• About this exercise: Figure out how many lines in these records contain "Apical". Only the number belongs in the reply.

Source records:
= Beginning of Section =

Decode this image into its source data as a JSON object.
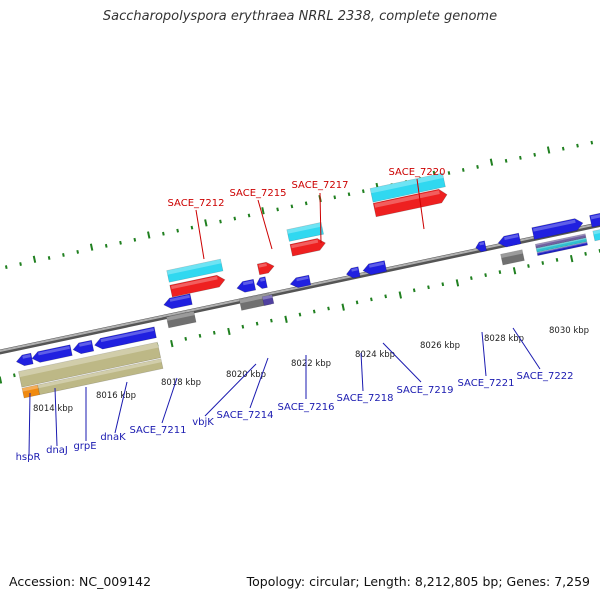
{
  "title": "Saccharopolyspora erythraea NRRL 2338, complete genome",
  "accession": "Accession: NC_009142",
  "topology": "Topology: circular; Length: 8,212,805 bp; Genes: 7,259",
  "colors": {
    "forward_gene": "#2020e0",
    "highlight_gene": "#ee2020",
    "cds_cyan": "#30d8f0",
    "rna_gray": "#707070",
    "khaki": "#bdb886",
    "orange": "#f08a10",
    "tick": "#208020",
    "backbone": "#808080",
    "label_red": "#cc0000",
    "label_blue": "#1a1ab0"
  },
  "scale_labels": [
    "8014 kbp",
    "8016 kbp",
    "8018 kbp",
    "8020 kbp",
    "8022 kbp",
    "8024 kbp",
    "8026 kbp",
    "8028 kbp",
    "8030 kbp"
  ],
  "top_labels": [
    "SACE_7212",
    "SACE_7215",
    "SACE_7217",
    "SACE_7220"
  ],
  "bottom_labels": [
    "hspR",
    "dnaJ",
    "grpE",
    "dnaK",
    "SACE_7211",
    "vbjK",
    "SACE_7214",
    "SACE_7216",
    "SACE_7218",
    "SACE_7219",
    "SACE_7221",
    "SACE_7222"
  ]
}
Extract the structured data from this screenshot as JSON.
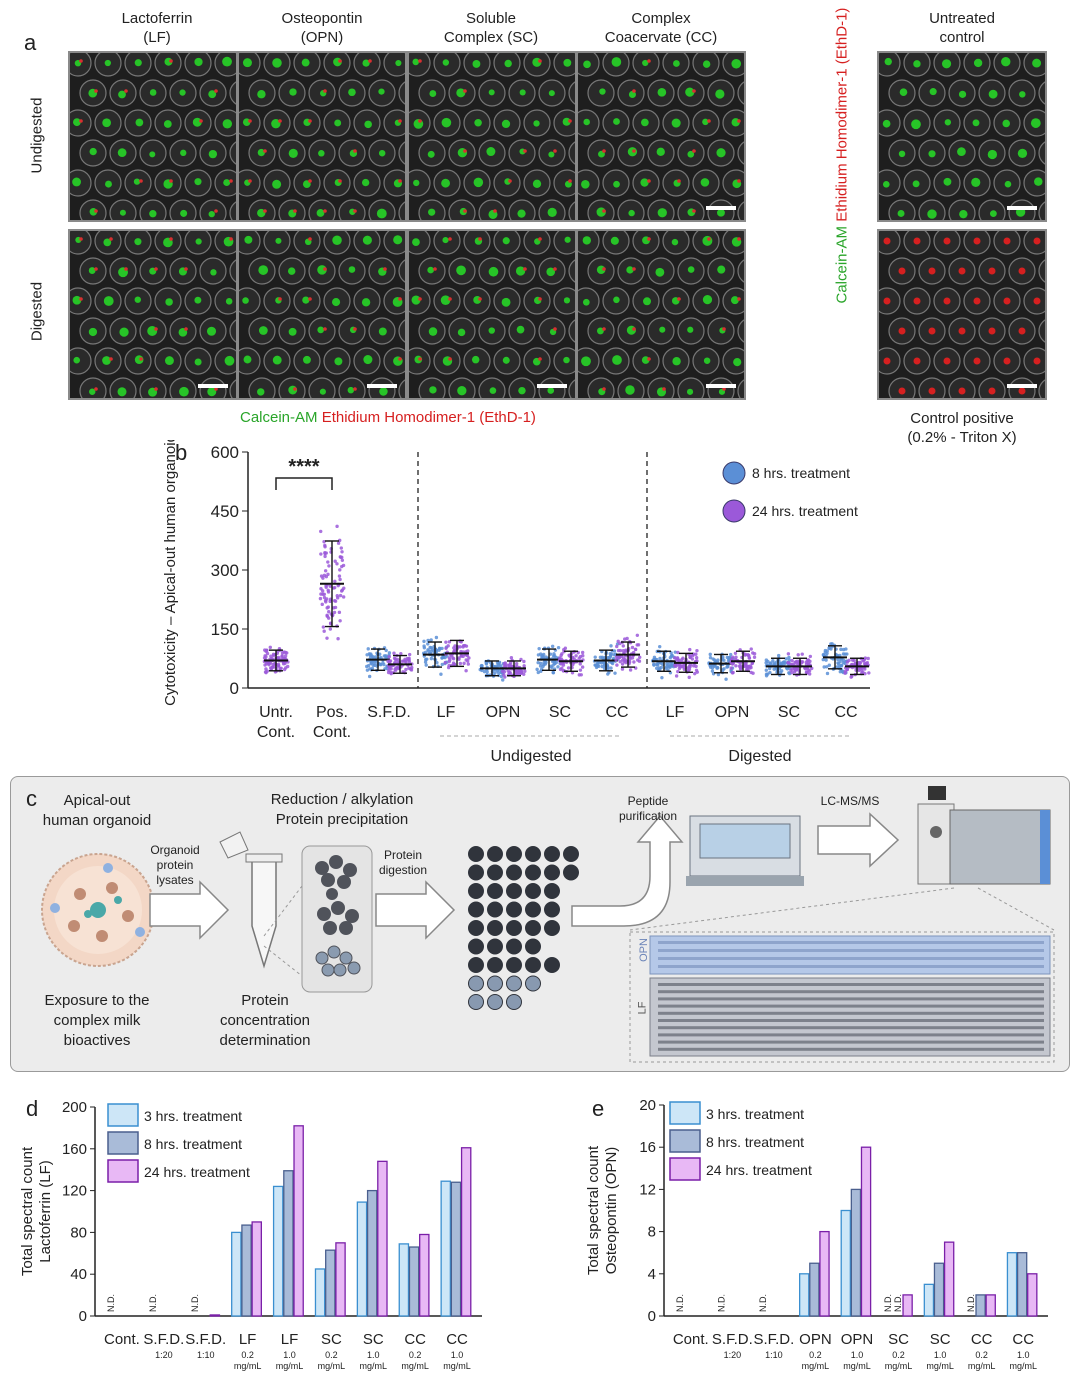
{
  "panel_a": {
    "letter": "a",
    "col_heads": [
      {
        "line1": "Lactoferrin",
        "line2": "(LF)"
      },
      {
        "line1": "Osteopontin",
        "line2": "(OPN)"
      },
      {
        "line1": "Soluble",
        "line2": "Complex (SC)"
      },
      {
        "line1": "Complex",
        "line2": "Coacervate (CC)"
      },
      {
        "line1": "Untreated",
        "line2": "control"
      }
    ],
    "row_labels": [
      "Undigested",
      "Digested"
    ],
    "stain_green": "Calcein-AM",
    "stain_red": "Ethidium Homodimer-1 (EthD-1)",
    "control_positive_line1": "Control positive",
    "control_positive_line2": "(0.2% - Triton X)"
  },
  "panel_b": {
    "letter": "b",
    "significance": "****",
    "group_undigested": "Undigested",
    "group_digested": "Digested"
  },
  "panel_c": {
    "letter": "c",
    "organoid_title_1": "Apical-out",
    "organoid_title_2": "human organoid",
    "organoid_lysates_1": "Organoid",
    "organoid_lysates_2": "protein",
    "organoid_lysates_3": "lysates",
    "exposure_1": "Exposure to the",
    "exposure_2": "complex milk",
    "exposure_3": "bioactives",
    "reduction_1": "Reduction / alkylation",
    "reduction_2": "Protein precipitation",
    "protein_conc_1": "Protein",
    "protein_conc_2": "concentration",
    "protein_conc_3": "determination",
    "digestion_1": "Protein",
    "digestion_2": "digestion",
    "peptide_1": "Peptide",
    "peptide_2": "purification",
    "lcms": "LC-MS/MS",
    "opn_label": "OPN",
    "lf_label": "LF"
  },
  "panel_d_letter": "d",
  "panel_e_letter": "e",
  "colors": {
    "blue_8h": "#5b8fd6",
    "purple_24h": "#9b59d9",
    "bar_3h": "#cde6f7",
    "bar_3h_edge": "#3a8fd0",
    "bar_8h": "#a9bbd8",
    "bar_8h_edge": "#4a5f8e",
    "bar_24h": "#e8b8f5",
    "bar_24h_edge": "#7a1fa8"
  },
  "chart_data": [
    {
      "id": "b",
      "type": "scatter",
      "ylabel": "Cytotoxicity – Apical-out human organoid",
      "ylim": [
        0,
        600
      ],
      "yticks": [
        0,
        150,
        300,
        450,
        600
      ],
      "categories": [
        "Untr. Cont.",
        "Pos. Cont.",
        "S.F.D.",
        "LF",
        "OPN",
        "SC",
        "CC",
        "LF",
        "OPN",
        "SC",
        "CC"
      ],
      "series": [
        {
          "name": "8 hrs. treatment",
          "means": [
            null,
            null,
            72,
            85,
            50,
            72,
            70,
            68,
            62,
            55,
            78
          ]
        },
        {
          "name": "24 hrs. treatment",
          "means": [
            70,
            265,
            60,
            88,
            50,
            68,
            85,
            64,
            68,
            55,
            55
          ]
        }
      ],
      "sd": {
        "Pos. Cont.": 145
      },
      "legend_position": "top-right"
    },
    {
      "id": "d",
      "type": "bar",
      "ylabel": "Total spectral count Lactoferrin (LF)",
      "ylim": [
        0,
        200
      ],
      "yticks": [
        0,
        40,
        80,
        120,
        160,
        200
      ],
      "categories": [
        "Cont.",
        "S.F.D.",
        "S.F.D.",
        "LF",
        "LF",
        "SC",
        "SC",
        "CC",
        "CC"
      ],
      "sublabels": [
        "",
        "1:20",
        "1:10",
        "0.2 mg/mL",
        "1.0 mg/mL",
        "0.2 mg/mL",
        "1.0 mg/mL",
        "0.2 mg/mL",
        "1.0 mg/mL"
      ],
      "series": [
        {
          "name": "3 hrs. treatment",
          "values": [
            0,
            0,
            0,
            80,
            124,
            45,
            109,
            69,
            129
          ]
        },
        {
          "name": "8 hrs. treatment",
          "values": [
            null,
            null,
            null,
            87,
            139,
            63,
            120,
            66,
            128
          ]
        },
        {
          "name": "24 hrs. treatment",
          "values": [
            null,
            null,
            1,
            90,
            182,
            70,
            148,
            78,
            161
          ]
        }
      ],
      "nd_label": "N.D.",
      "legend_position": "top-left"
    },
    {
      "id": "e",
      "type": "bar",
      "ylabel": "Total spectral count Osteopontin (OPN)",
      "ylim": [
        0,
        20
      ],
      "yticks": [
        0,
        4,
        8,
        12,
        16,
        20
      ],
      "categories": [
        "Cont.",
        "S.F.D.",
        "S.F.D.",
        "OPN",
        "OPN",
        "SC",
        "SC",
        "CC",
        "CC"
      ],
      "sublabels": [
        "",
        "1:20",
        "1:10",
        "0.2 mg/mL",
        "1.0 mg/mL",
        "0.2 mg/mL",
        "1.0 mg/mL",
        "0.2 mg/mL",
        "1.0 mg/mL"
      ],
      "series": [
        {
          "name": "3 hrs. treatment",
          "values": [
            0,
            0,
            0,
            4,
            10,
            0,
            3,
            0,
            6
          ]
        },
        {
          "name": "8 hrs. treatment",
          "values": [
            null,
            null,
            null,
            5,
            12,
            0,
            5,
            2,
            6
          ]
        },
        {
          "name": "24 hrs. treatment",
          "values": [
            null,
            null,
            null,
            8,
            16,
            2,
            7,
            2,
            4
          ]
        }
      ],
      "nd_label": "N.D.",
      "legend_position": "top-left"
    }
  ]
}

= End of Section =

• Your solution: 2